**WHAT THE TASK REQUIRES**
Comb through the entries for "username" and pull out each line that holds it.

===============

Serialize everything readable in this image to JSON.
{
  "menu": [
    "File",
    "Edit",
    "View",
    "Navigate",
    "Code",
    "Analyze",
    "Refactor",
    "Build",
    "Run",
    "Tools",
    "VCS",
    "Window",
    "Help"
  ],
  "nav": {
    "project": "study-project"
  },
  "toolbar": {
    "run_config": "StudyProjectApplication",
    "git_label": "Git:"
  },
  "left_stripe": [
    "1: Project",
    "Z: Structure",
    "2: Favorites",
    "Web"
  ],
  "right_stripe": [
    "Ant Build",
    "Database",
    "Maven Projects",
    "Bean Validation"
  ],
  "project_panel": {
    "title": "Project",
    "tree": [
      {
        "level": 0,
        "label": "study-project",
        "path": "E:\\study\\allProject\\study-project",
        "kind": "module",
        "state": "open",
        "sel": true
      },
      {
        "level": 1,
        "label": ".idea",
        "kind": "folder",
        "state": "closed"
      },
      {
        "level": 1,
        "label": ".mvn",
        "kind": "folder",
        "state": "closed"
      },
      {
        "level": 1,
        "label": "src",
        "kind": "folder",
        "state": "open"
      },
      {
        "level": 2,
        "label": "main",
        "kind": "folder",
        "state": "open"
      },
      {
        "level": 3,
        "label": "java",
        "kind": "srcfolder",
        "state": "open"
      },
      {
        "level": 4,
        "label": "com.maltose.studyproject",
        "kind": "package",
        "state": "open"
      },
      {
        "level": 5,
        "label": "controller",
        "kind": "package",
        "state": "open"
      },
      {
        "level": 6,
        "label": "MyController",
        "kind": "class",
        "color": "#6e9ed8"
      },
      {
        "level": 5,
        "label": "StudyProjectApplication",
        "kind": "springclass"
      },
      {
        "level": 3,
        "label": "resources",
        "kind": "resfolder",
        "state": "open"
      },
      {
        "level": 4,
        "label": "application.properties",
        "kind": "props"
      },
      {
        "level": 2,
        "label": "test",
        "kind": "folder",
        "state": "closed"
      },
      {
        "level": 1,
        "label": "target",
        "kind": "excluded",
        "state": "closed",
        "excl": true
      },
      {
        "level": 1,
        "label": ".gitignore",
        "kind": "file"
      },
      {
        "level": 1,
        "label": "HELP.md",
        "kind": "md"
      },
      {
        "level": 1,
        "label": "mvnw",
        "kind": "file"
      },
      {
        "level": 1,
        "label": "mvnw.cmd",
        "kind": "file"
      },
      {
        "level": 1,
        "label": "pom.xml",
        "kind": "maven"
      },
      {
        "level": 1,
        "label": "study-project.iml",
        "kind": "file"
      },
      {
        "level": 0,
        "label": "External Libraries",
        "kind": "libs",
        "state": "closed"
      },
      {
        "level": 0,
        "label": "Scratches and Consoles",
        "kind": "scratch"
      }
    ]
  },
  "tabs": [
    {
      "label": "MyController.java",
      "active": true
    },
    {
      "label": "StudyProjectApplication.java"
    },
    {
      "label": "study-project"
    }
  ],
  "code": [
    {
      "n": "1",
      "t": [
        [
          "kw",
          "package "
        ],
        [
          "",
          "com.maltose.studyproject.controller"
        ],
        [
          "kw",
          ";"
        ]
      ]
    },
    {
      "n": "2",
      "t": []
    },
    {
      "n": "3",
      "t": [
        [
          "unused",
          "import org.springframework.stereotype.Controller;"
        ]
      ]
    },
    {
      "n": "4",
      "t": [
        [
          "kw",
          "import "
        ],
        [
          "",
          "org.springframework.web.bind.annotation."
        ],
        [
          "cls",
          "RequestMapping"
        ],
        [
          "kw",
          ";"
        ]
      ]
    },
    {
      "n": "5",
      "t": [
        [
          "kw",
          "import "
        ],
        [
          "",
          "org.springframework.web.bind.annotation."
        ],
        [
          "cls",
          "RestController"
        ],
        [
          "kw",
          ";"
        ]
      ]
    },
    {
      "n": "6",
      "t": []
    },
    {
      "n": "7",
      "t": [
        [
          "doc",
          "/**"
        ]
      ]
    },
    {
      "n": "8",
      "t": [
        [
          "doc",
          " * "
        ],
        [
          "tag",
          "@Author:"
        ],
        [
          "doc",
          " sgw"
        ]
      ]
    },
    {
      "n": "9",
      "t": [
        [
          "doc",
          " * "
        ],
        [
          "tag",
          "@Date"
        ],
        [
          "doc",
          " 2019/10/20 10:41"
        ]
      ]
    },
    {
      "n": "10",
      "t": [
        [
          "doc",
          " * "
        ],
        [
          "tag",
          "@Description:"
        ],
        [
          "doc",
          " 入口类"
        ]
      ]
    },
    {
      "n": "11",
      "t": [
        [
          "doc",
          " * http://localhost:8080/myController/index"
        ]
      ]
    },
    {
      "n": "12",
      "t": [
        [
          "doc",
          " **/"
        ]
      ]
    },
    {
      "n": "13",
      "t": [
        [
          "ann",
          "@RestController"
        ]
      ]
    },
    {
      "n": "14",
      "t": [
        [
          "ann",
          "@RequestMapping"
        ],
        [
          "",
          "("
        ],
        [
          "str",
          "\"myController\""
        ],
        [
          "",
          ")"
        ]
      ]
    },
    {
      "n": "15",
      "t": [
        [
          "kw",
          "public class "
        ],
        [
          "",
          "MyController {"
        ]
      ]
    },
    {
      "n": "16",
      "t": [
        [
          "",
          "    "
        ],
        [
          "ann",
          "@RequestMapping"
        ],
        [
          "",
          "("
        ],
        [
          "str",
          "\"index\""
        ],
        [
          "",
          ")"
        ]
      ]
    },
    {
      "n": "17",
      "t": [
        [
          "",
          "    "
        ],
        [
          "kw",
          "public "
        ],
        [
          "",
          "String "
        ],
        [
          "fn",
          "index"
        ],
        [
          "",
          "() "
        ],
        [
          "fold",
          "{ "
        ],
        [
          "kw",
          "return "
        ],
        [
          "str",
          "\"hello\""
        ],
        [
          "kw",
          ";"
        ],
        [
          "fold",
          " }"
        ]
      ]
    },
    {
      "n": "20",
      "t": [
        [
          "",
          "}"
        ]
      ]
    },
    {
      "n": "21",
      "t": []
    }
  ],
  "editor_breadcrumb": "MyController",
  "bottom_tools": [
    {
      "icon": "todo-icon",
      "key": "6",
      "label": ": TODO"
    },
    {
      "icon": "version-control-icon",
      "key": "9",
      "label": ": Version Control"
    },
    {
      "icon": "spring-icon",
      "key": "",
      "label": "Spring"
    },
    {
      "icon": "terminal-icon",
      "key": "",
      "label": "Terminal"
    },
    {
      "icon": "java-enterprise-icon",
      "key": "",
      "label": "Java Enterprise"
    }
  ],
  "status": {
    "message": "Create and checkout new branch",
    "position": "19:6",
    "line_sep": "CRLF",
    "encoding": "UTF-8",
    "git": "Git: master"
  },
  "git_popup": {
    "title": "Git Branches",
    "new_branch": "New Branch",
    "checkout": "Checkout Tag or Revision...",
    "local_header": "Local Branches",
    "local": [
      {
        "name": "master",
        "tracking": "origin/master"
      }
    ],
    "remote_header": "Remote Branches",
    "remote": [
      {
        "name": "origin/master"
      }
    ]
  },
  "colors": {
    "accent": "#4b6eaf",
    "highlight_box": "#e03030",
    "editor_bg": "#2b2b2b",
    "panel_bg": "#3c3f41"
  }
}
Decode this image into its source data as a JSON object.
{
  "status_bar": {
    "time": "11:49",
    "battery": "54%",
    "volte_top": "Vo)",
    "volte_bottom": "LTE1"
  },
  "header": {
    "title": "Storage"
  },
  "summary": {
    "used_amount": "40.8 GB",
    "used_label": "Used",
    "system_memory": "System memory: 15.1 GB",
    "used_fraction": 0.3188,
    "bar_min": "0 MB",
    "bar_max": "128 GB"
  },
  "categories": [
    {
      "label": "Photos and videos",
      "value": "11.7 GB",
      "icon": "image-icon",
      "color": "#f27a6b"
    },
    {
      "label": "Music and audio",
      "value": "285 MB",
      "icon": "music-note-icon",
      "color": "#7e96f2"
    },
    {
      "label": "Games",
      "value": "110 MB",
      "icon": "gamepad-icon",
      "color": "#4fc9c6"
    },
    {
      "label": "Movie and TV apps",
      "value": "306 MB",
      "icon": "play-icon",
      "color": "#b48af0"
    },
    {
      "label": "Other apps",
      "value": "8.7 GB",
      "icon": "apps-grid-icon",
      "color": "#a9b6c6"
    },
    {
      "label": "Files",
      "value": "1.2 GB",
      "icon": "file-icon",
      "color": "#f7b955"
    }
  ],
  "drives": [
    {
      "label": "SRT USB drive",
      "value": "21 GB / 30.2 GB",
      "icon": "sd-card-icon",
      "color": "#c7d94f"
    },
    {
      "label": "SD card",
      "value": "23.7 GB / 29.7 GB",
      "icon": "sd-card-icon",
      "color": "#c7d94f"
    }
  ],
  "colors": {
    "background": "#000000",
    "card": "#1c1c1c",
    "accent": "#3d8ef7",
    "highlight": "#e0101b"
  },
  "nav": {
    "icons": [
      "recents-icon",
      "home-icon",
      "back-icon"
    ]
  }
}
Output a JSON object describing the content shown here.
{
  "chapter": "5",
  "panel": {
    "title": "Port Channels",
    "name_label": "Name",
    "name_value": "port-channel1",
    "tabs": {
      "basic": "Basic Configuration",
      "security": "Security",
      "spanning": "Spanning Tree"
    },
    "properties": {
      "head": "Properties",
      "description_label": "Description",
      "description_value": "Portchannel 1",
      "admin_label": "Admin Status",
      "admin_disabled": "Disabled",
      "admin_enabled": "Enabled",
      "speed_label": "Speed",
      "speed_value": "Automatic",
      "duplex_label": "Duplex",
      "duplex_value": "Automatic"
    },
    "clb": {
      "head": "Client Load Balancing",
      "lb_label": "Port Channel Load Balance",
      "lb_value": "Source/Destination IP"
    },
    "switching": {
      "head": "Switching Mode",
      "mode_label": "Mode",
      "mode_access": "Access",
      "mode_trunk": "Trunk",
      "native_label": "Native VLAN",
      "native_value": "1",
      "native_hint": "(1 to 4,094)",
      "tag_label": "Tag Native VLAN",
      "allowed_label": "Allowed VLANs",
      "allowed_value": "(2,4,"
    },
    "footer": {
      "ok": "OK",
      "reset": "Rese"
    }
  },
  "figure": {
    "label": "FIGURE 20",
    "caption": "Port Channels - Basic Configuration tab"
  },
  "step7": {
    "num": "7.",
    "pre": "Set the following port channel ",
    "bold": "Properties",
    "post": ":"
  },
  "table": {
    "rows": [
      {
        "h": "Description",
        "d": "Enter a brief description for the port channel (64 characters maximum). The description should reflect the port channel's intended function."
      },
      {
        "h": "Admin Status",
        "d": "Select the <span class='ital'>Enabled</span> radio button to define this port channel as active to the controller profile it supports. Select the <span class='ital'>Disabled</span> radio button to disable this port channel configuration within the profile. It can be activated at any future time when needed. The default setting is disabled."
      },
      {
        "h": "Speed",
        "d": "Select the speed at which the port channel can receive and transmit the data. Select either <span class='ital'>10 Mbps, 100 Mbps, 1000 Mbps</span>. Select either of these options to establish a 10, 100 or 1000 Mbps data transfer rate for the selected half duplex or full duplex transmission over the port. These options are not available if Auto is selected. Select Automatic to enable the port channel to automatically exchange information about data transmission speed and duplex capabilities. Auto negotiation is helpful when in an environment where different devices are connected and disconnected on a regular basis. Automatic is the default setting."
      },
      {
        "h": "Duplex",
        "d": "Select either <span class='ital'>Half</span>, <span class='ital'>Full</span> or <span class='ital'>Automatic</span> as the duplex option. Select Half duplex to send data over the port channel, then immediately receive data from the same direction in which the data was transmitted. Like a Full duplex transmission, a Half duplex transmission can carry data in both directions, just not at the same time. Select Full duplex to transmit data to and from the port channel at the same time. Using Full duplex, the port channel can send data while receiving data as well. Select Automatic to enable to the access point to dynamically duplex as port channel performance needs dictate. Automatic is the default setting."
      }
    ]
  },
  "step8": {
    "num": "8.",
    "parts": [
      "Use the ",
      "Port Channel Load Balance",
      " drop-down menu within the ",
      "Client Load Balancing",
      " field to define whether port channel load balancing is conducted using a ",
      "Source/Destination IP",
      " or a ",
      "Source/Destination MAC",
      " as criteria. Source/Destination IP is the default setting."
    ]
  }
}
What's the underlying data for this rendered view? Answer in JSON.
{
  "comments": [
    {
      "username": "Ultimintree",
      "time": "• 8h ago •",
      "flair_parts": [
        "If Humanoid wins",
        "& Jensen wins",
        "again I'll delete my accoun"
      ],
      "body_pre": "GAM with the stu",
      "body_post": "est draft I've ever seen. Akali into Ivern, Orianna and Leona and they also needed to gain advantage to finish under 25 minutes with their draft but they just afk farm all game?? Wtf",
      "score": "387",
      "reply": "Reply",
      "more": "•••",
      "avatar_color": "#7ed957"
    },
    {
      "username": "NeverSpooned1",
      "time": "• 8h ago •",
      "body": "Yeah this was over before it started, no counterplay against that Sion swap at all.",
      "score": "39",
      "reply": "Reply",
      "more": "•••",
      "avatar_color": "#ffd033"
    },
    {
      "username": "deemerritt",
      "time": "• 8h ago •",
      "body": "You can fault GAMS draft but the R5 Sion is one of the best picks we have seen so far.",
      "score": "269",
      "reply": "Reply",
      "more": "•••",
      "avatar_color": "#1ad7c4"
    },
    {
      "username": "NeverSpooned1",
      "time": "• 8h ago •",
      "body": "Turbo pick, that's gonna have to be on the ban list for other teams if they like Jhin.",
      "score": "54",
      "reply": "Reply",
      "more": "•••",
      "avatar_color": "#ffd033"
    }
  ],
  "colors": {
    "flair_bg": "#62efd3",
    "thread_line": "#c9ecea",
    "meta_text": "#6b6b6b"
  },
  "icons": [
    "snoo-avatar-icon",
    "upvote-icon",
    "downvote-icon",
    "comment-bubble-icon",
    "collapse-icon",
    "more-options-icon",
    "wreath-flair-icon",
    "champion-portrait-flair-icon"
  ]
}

===============

**RESULT OF THIS EXERCISE**
      "username": "Ultimintree",
      "username": "NeverSpooned1",
      "username": "deemerritt",
      "username": "NeverSpooned1",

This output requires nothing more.